**What the exercise asks**: Return the entries below in their exact form, leaving the pictures out.
+++ Data entries +++
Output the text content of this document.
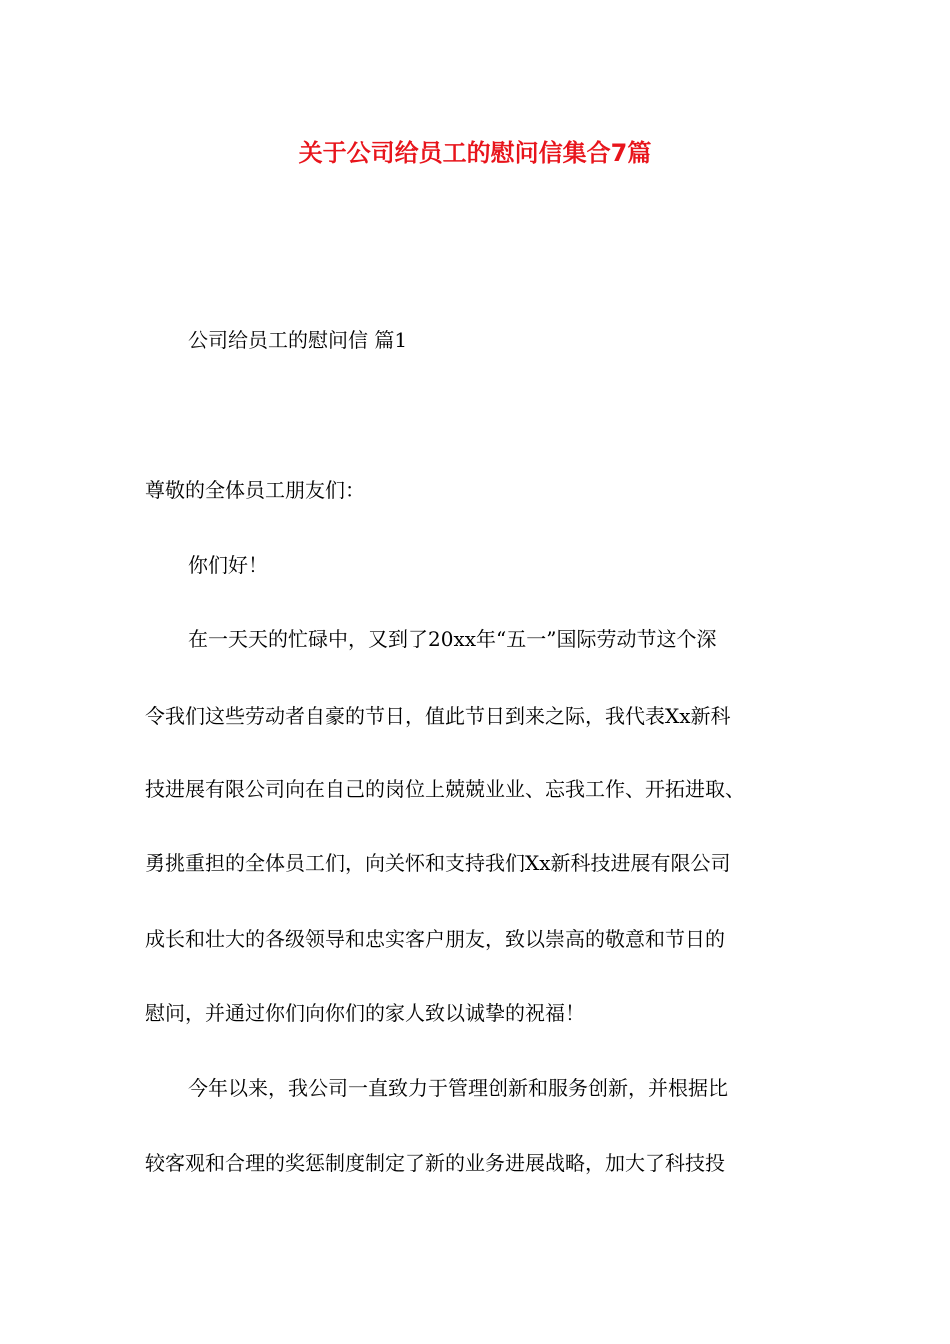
关于公司给员工的慰问信集合7篇

公司给员工的慰问信 篇1

尊敬的全体员工朋友们：

你们好！

在一天天的忙碌中，又到了20xx年“五一”国际劳动节这个深

令我们这些劳动者自豪的节日，值此节日到来之际，我代表Xx新科

技进展有限公司向在自己的岗位上兢兢业业、忘我工作、开拓进取、

勇挑重担的全体员工们，向关怀和支持我们Xx新科技进展有限公司

成长和壮大的各级领导和忠实客户朋友，致以崇高的敬意和节日的

慰问，并通过你们向你们的家人致以诚挚的祝福！

今年以来，我公司一直致力于管理创新和服务创新，并根据比

较客观和合理的奖惩制度制定了新的业务进展战略，加大了科技投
+++
**Written reply**:
Output the text content of this document.
关于公司给员工的慰问信集合7篇

公司给员工的慰问信 篇1

尊敬的全体员工朋友们：

你们好！

在一天天的忙碌中，又到了20xx年“五一”国际劳动节这个深

令我们这些劳动者自豪的节日，值此节日到来之际，我代表Xx新科

技进展有限公司向在自己的岗位上兢兢业业、忘我工作、开拓进取、

勇挑重担的全体员工们，向关怀和支持我们Xx新科技进展有限公司

成长和壮大的各级领导和忠实客户朋友，致以崇高的敬意和节日的

慰问，并通过你们向你们的家人致以诚挚的祝福！

今年以来，我公司一直致力于管理创新和服务创新，并根据比

较客观和合理的奖惩制度制定了新的业务进展战略，加大了科技投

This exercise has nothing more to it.